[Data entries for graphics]

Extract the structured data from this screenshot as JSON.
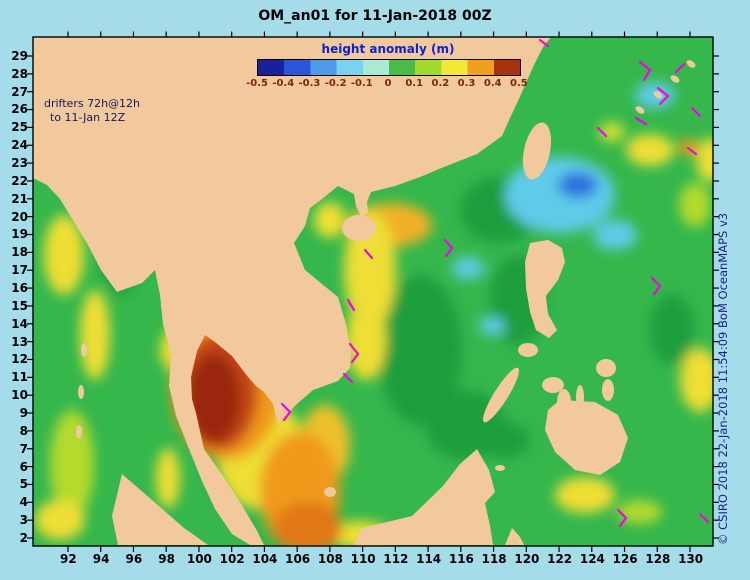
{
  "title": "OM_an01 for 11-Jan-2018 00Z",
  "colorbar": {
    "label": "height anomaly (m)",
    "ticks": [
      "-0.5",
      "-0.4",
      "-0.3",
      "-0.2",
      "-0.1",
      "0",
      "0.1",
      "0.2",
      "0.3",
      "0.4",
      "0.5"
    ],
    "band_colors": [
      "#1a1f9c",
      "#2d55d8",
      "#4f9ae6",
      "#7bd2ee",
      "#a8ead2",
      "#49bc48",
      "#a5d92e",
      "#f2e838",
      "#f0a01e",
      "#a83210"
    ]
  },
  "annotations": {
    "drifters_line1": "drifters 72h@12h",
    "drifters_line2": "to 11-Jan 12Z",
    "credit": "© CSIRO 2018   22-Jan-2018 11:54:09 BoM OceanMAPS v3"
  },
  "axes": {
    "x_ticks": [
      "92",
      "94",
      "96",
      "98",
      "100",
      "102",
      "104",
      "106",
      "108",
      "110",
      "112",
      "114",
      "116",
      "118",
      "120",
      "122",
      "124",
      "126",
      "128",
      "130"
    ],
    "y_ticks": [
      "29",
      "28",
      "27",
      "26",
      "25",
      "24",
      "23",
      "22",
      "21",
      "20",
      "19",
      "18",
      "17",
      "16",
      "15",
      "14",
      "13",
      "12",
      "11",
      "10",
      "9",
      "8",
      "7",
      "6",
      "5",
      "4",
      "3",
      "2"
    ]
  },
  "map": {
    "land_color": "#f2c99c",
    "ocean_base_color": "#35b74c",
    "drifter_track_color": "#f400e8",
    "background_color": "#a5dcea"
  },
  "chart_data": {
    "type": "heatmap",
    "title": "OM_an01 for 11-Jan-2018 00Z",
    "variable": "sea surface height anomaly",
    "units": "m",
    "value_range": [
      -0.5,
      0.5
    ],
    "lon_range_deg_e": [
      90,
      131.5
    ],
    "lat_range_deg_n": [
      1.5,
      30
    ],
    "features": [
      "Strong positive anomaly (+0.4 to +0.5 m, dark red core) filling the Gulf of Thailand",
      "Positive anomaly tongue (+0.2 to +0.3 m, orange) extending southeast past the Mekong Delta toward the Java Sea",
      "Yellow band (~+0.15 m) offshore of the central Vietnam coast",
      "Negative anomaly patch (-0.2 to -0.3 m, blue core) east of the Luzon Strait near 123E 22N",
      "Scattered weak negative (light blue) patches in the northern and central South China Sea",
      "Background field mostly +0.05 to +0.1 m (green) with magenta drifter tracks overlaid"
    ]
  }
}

* _WORK TO COMPLETE_
Review the preceding data and report every line that includes the string "central".

* _ANSWER BELOW_
      "Yellow band (~+0.15 m) offshore of the central Vietnam coast",
      "Scattered weak negative (light blue) patches in the northern and central South China Sea",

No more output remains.